▶ THE EXERCISE
Retype each record shown below, leaving every character as it is.

▶ PROVIDED INFORMATION
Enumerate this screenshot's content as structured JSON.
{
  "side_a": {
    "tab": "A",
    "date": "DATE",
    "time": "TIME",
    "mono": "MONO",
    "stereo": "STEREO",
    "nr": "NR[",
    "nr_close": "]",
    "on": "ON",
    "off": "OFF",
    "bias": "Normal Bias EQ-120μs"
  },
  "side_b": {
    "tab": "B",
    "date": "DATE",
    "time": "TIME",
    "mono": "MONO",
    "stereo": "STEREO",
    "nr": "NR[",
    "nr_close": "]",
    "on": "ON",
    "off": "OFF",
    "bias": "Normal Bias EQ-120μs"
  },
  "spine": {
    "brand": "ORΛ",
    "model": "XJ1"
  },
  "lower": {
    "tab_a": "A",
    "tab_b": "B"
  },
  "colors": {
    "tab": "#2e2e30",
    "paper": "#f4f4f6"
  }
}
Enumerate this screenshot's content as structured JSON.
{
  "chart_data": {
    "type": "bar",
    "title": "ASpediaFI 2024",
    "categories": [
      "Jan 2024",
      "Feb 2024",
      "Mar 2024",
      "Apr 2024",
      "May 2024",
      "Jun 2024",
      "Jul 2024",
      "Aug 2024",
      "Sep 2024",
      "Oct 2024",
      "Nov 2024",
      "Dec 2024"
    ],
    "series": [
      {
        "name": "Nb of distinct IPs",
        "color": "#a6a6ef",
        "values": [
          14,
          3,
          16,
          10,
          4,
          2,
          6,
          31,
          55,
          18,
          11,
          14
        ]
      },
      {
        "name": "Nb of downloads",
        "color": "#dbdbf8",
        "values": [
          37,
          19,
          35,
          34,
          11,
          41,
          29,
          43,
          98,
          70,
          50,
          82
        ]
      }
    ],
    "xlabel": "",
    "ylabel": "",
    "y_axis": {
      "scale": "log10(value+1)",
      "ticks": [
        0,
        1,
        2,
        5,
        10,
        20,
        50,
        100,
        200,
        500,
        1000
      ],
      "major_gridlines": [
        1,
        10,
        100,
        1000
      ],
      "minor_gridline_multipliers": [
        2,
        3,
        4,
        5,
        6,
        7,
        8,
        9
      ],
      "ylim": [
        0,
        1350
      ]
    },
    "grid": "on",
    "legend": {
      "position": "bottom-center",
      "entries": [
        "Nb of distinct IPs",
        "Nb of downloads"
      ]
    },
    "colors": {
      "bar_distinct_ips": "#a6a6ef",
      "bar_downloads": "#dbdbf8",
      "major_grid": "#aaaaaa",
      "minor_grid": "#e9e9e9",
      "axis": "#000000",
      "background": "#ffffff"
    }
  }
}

▶ RESPONSE
Enumerate this screenshot's content as structured JSON.
{
  "side_a": {
    "tab": "A",
    "date": "DATE",
    "time": "TIME",
    "mono": "MONO",
    "stereo": "STEREO",
    "nr": "NR[",
    "nr_close": "]",
    "on": "ON",
    "off": "OFF",
    "bias": "Normal Bias EQ-120μs"
  },
  "side_b": {
    "tab": "B",
    "date": "DATE",
    "time": "TIME",
    "mono": "MONO",
    "stereo": "STEREO",
    "nr": "NR[",
    "nr_close": "]",
    "on": "ON",
    "off": "OFF",
    "bias": "Normal Bias EQ-120μs"
  },
  "spine": {
    "brand": "ORΛ",
    "model": "XJ1"
  },
  "lower": {
    "tab_a": "A",
    "tab_b": "B"
  },
  "colors": {
    "tab": "#2e2e30",
    "paper": "#f4f4f6"
  }
}
Enumerate this screenshot's content as structured JSON.
{
  "chart_data": {
    "type": "bar",
    "title": "ASpediaFI 2024",
    "categories": [
      "Jan 2024",
      "Feb 2024",
      "Mar 2024",
      "Apr 2024",
      "May 2024",
      "Jun 2024",
      "Jul 2024",
      "Aug 2024",
      "Sep 2024",
      "Oct 2024",
      "Nov 2024",
      "Dec 2024"
    ],
    "series": [
      {
        "name": "Nb of distinct IPs",
        "color": "#a6a6ef",
        "values": [
          14,
          3,
          16,
          10,
          4,
          2,
          6,
          31,
          55,
          18,
          11,
          14
        ]
      },
      {
        "name": "Nb of downloads",
        "color": "#dbdbf8",
        "values": [
          37,
          19,
          35,
          34,
          11,
          41,
          29,
          43,
          98,
          70,
          50,
          82
        ]
      }
    ],
    "xlabel": "",
    "ylabel": "",
    "y_axis": {
      "scale": "log10(value+1)",
      "ticks": [
        0,
        1,
        2,
        5,
        10,
        20,
        50,
        100,
        200,
        500,
        1000
      ],
      "major_gridlines": [
        1,
        10,
        100,
        1000
      ],
      "minor_gridline_multipliers": [
        2,
        3,
        4,
        5,
        6,
        7,
        8,
        9
      ],
      "ylim": [
        0,
        1350
      ]
    },
    "grid": "on",
    "legend": {
      "position": "bottom-center",
      "entries": [
        "Nb of distinct IPs",
        "Nb of downloads"
      ]
    },
    "colors": {
      "bar_distinct_ips": "#a6a6ef",
      "bar_downloads": "#dbdbf8",
      "major_grid": "#aaaaaa",
      "minor_grid": "#e9e9e9",
      "axis": "#000000",
      "background": "#ffffff"
    }
  }
}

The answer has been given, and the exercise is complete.